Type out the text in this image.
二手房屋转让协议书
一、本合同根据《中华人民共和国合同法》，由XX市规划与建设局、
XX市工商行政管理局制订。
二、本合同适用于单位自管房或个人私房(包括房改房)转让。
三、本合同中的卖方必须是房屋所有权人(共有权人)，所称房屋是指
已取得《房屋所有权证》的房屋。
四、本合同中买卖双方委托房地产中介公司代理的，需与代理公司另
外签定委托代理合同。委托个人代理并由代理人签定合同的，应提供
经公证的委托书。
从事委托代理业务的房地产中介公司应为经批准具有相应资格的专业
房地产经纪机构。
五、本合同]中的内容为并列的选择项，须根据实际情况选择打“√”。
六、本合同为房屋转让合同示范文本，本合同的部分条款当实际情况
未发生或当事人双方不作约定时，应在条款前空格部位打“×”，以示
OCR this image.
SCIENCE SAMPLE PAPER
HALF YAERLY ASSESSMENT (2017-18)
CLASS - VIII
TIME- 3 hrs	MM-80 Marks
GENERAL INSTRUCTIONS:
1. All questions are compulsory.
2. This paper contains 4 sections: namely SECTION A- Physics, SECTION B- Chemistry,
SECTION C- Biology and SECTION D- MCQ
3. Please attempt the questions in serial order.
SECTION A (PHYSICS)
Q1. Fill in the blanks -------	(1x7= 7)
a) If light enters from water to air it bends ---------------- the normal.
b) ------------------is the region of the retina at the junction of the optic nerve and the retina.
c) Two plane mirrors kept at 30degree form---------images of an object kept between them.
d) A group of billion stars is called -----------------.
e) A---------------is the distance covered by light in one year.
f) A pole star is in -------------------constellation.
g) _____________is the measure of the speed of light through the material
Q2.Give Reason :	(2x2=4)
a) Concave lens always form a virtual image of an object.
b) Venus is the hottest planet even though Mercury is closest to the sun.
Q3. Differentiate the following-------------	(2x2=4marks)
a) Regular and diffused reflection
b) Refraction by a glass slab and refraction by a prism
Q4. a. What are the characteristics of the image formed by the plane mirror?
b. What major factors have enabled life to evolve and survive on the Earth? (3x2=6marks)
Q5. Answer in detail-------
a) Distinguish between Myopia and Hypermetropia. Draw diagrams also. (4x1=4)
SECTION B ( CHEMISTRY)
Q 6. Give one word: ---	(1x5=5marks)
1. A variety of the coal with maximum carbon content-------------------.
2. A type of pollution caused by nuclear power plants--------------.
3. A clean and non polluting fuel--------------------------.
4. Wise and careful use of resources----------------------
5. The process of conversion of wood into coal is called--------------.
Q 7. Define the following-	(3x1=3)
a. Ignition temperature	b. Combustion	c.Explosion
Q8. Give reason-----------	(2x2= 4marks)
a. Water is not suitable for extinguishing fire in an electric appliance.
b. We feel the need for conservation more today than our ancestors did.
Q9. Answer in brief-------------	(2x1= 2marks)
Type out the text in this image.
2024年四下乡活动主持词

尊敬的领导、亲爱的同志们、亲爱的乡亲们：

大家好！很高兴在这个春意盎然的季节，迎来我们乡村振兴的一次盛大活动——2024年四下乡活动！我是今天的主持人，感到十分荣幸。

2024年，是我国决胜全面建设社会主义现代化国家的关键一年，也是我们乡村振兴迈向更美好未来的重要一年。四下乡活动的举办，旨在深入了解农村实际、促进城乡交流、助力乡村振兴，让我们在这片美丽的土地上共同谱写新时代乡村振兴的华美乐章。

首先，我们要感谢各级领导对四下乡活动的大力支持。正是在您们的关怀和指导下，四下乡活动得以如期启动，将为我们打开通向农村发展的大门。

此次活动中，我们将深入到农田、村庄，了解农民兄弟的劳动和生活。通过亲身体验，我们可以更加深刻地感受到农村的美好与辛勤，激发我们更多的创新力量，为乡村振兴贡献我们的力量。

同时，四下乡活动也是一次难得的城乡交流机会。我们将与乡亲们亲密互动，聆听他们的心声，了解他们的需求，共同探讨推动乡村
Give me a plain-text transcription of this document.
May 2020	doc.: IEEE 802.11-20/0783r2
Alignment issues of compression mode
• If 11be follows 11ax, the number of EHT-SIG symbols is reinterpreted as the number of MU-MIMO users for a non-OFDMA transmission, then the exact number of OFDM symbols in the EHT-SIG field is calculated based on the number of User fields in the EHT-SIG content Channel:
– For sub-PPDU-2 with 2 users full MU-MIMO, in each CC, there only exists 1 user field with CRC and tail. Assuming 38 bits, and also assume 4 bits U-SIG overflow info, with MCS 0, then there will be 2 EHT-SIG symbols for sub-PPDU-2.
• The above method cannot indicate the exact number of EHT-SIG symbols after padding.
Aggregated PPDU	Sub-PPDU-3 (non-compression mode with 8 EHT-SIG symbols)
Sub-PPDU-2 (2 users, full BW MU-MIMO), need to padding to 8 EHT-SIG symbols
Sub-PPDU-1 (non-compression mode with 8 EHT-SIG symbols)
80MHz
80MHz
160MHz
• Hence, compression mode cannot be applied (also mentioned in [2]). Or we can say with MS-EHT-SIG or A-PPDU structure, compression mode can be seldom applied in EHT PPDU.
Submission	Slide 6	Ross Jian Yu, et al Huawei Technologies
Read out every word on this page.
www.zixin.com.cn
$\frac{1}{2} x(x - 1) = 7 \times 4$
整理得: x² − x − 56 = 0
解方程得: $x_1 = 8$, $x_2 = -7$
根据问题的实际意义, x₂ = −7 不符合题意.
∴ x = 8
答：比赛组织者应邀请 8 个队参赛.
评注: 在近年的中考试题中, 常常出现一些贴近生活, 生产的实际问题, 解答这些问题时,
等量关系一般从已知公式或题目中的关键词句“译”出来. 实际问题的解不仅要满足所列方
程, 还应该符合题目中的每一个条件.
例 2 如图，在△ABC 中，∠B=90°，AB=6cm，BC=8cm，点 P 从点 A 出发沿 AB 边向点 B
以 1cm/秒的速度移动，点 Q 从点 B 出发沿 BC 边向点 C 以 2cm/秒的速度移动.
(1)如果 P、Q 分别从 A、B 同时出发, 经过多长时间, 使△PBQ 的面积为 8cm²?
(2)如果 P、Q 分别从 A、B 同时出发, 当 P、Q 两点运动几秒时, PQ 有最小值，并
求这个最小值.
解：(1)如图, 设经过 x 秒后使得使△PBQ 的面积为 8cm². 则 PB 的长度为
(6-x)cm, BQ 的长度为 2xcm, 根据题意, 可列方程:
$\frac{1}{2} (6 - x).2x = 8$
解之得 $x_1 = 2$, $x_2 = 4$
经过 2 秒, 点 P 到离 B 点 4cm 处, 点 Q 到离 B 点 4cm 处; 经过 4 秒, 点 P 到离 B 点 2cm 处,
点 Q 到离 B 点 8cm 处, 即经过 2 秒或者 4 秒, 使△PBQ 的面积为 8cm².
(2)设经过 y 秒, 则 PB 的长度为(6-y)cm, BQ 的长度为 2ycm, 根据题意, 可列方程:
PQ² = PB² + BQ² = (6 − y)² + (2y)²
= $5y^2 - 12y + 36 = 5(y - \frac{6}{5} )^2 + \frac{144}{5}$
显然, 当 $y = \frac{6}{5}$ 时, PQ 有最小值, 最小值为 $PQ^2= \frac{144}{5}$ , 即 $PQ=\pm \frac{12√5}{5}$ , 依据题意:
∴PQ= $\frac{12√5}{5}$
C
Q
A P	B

========

REQUIRED WORK: Write out the full listing, keeping every line exactly as it is.

COMPLETE OUTPUT:
Type out the text in this image.
二手房屋转让协议书
一、本合同根据《中华人民共和国合同法》，由XX市规划与建设局、
XX市工商行政管理局制订。
二、本合同适用于单位自管房或个人私房(包括房改房)转让。
三、本合同中的卖方必须是房屋所有权人(共有权人)，所称房屋是指
已取得《房屋所有权证》的房屋。
四、本合同中买卖双方委托房地产中介公司代理的，需与代理公司另
外签定委托代理合同。委托个人代理并由代理人签定合同的，应提供
经公证的委托书。
从事委托代理业务的房地产中介公司应为经批准具有相应资格的专业
房地产经纪机构。
五、本合同]中的内容为并列的选择项，须根据实际情况选择打“√”。
六、本合同为房屋转让合同示范文本，本合同的部分条款当实际情况
未发生或当事人双方不作约定时，应在条款前空格部位打“×”，以示
OCR this image.
SCIENCE SAMPLE PAPER
HALF YAERLY ASSESSMENT (2017-18)
CLASS - VIII
TIME- 3 hrs	MM-80 Marks
GENERAL INSTRUCTIONS:
1. All questions are compulsory.
2. This paper contains 4 sections: namely SECTION A- Physics, SECTION B- Chemistry,
SECTION C- Biology and SECTION D- MCQ
3. Please attempt the questions in serial order.
SECTION A (PHYSICS)
Q1. Fill in the blanks -------	(1x7= 7)
a) If light enters from water to air it bends ---------------- the normal.
b) ------------------is the region of the retina at the junction of the optic nerve and the retina.
c) Two plane mirrors kept at 30degree form---------images of an object kept between them.
d) A group of billion stars is called -----------------.
e) A---------------is the distance covered by light in one year.
f) A pole star is in -------------------constellation.
g) _____________is the measure of the speed of light through the material
Q2.Give Reason :	(2x2=4)
a) Concave lens always form a virtual image of an object.
b) Venus is the hottest planet even though Mercury is closest to the sun.
Q3. Differentiate the following-------------	(2x2=4marks)
a) Regular and diffused reflection
b) Refraction by a glass slab and refraction by a prism
Q4. a. What are the characteristics of the image formed by the plane mirror?
b. What major factors have enabled life to evolve and survive on the Earth? (3x2=6marks)
Q5. Answer in detail-------
a) Distinguish between Myopia and Hypermetropia. Draw diagrams also. (4x1=4)
SECTION B ( CHEMISTRY)
Q 6. Give one word: ---	(1x5=5marks)
1. A variety of the coal with maximum carbon content-------------------.
2. A type of pollution caused by nuclear power plants--------------.
3. A clean and non polluting fuel--------------------------.
4. Wise and careful use of resources----------------------
5. The process of conversion of wood into coal is called--------------.
Q 7. Define the following-	(3x1=3)
a. Ignition temperature	b. Combustion	c.Explosion
Q8. Give reason-----------	(2x2= 4marks)
a. Water is not suitable for extinguishing fire in an electric appliance.
b. We feel the need for conservation more today than our ancestors did.
Q9. Answer in brief-------------	(2x1= 2marks)
Type out the text in this image.
2024年四下乡活动主持词

尊敬的领导、亲爱的同志们、亲爱的乡亲们：

大家好！很高兴在这个春意盎然的季节，迎来我们乡村振兴的一次盛大活动——2024年四下乡活动！我是今天的主持人，感到十分荣幸。

2024年，是我国决胜全面建设社会主义现代化国家的关键一年，也是我们乡村振兴迈向更美好未来的重要一年。四下乡活动的举办，旨在深入了解农村实际、促进城乡交流、助力乡村振兴，让我们在这片美丽的土地上共同谱写新时代乡村振兴的华美乐章。

首先，我们要感谢各级领导对四下乡活动的大力支持。正是在您们的关怀和指导下，四下乡活动得以如期启动，将为我们打开通向农村发展的大门。

此次活动中，我们将深入到农田、村庄，了解农民兄弟的劳动和生活。通过亲身体验，我们可以更加深刻地感受到农村的美好与辛勤，激发我们更多的创新力量，为乡村振兴贡献我们的力量。

同时，四下乡活动也是一次难得的城乡交流机会。我们将与乡亲们亲密互动，聆听他们的心声，了解他们的需求，共同探讨推动乡村
Give me a plain-text transcription of this document.
May 2020	doc.: IEEE 802.11-20/0783r2
Alignment issues of compression mode
• If 11be follows 11ax, the number of EHT-SIG symbols is reinterpreted as the number of MU-MIMO users for a non-OFDMA transmission, then the exact number of OFDM symbols in the EHT-SIG field is calculated based on the number of User fields in the EHT-SIG content Channel:
– For sub-PPDU-2 with 2 users full MU-MIMO, in each CC, there only exists 1 user field with CRC and tail. Assuming 38 bits, and also assume 4 bits U-SIG overflow info, with MCS 0, then there will be 2 EHT-SIG symbols for sub-PPDU-2.
• The above method cannot indicate the exact number of EHT-SIG symbols after padding.
Aggregated PPDU	Sub-PPDU-3 (non-compression mode with 8 EHT-SIG symbols)
Sub-PPDU-2 (2 users, full BW MU-MIMO), need to padding to 8 EHT-SIG symbols
Sub-PPDU-1 (non-compression mode with 8 EHT-SIG symbols)
80MHz
80MHz
160MHz
• Hence, compression mode cannot be applied (also mentioned in [2]). Or we can say with MS-EHT-SIG or A-PPDU structure, compression mode can be seldom applied in EHT PPDU.
Submission	Slide 6	Ross Jian Yu, et al Huawei Technologies
Read out every word on this page.
www.zixin.com.cn
$\frac{1}{2} x(x - 1) = 7 \times 4$
整理得: x² − x − 56 = 0
解方程得: $x_1 = 8$, $x_2 = -7$
根据问题的实际意义, x₂ = −7 不符合题意.
∴ x = 8
答：比赛组织者应邀请 8 个队参赛.
评注: 在近年的中考试题中, 常常出现一些贴近生活, 生产的实际问题, 解答这些问题时,
等量关系一般从已知公式或题目中的关键词句“译”出来. 实际问题的解不仅要满足所列方
程, 还应该符合题目中的每一个条件.
例 2 如图，在△ABC 中，∠B=90°，AB=6cm，BC=8cm，点 P 从点 A 出发沿 AB 边向点 B
以 1cm/秒的速度移动，点 Q 从点 B 出发沿 BC 边向点 C 以 2cm/秒的速度移动.
(1)如果 P、Q 分别从 A、B 同时出发, 经过多长时间, 使△PBQ 的面积为 8cm²?
(2)如果 P、Q 分别从 A、B 同时出发, 当 P、Q 两点运动几秒时, PQ 有最小值，并
求这个最小值.
解：(1)如图, 设经过 x 秒后使得使△PBQ 的面积为 8cm². 则 PB 的长度为
(6-x)cm, BQ 的长度为 2xcm, 根据题意, 可列方程:
$\frac{1}{2} (6 - x).2x = 8$
解之得 $x_1 = 2$, $x_2 = 4$
经过 2 秒, 点 P 到离 B 点 4cm 处, 点 Q 到离 B 点 4cm 处; 经过 4 秒, 点 P 到离 B 点 2cm 处,
点 Q 到离 B 点 8cm 处, 即经过 2 秒或者 4 秒, 使△PBQ 的面积为 8cm².
(2)设经过 y 秒, 则 PB 的长度为(6-y)cm, BQ 的长度为 2ycm, 根据题意, 可列方程:
PQ² = PB² + BQ² = (6 − y)² + (2y)²
= $5y^2 - 12y + 36 = 5(y - \frac{6}{5} )^2 + \frac{144}{5}$
显然, 当 $y = \frac{6}{5}$ 时, PQ 有最小值, 最小值为 $PQ^2= \frac{144}{5}$ , 即 $PQ=\pm \frac{12√5}{5}$ , 依据题意:
∴PQ= $\frac{12√5}{5}$
C
Q
A P	B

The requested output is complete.